> [Directions]
Write out the records word for word, with no pictures.
==== Records to process ====
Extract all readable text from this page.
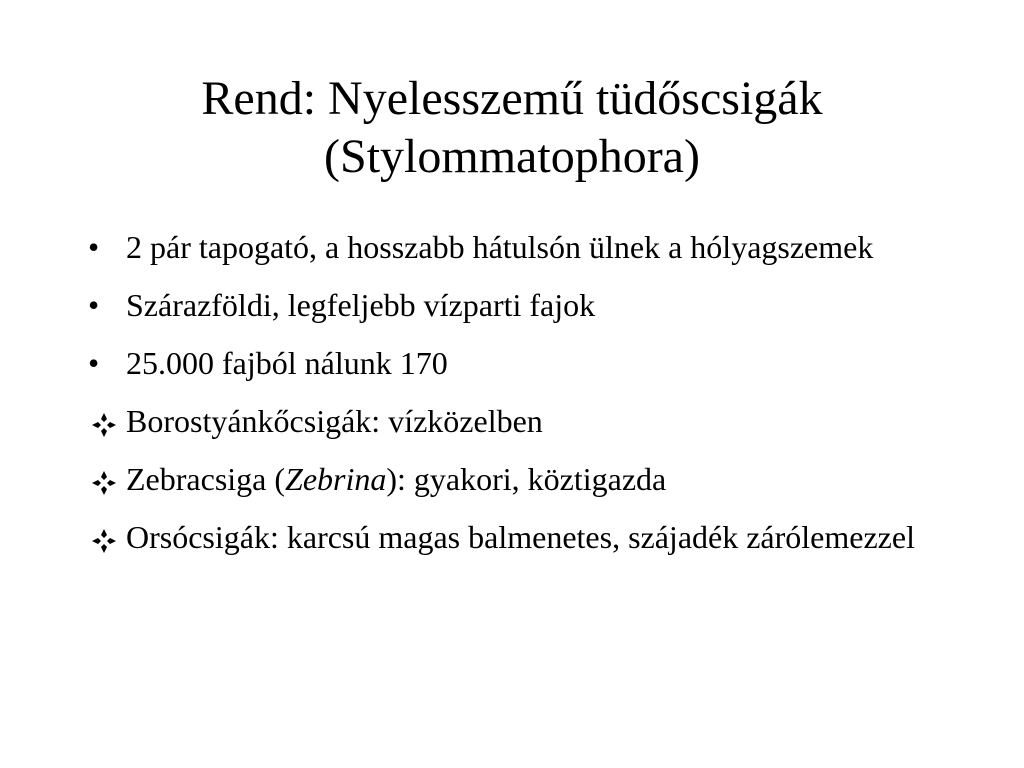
Rend: Nyelesszemű tüdőscsigák
(Stylommatophora)
• 2 pár tapogató, a hosszabb hátulsón ülnek a hólyagszemek
• Szárazföldi, legfeljebb vízparti fajok
• 25.000 fajból nálunk 170
Borostyánkőcsigák: vízközelben
Zebracsiga (Zebrina): gyakori, köztigazda
Orsócsigák: karcsú magas balmenetes, szájadék zárólemezzel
====
> [Final result]
Extract all readable text from this page.
Rend: Nyelesszemű tüdőscsigák
(Stylommatophora)
• 2 pár tapogató, a hosszabb hátulsón ülnek a hólyagszemek
• Szárazföldi, legfeljebb vízparti fajok
• 25.000 fajból nálunk 170
Borostyánkőcsigák: vízközelben
Zebracsiga (Zebrina): gyakori, köztigazda
Orsócsigák: karcsú magas balmenetes, szájadék zárólemezzel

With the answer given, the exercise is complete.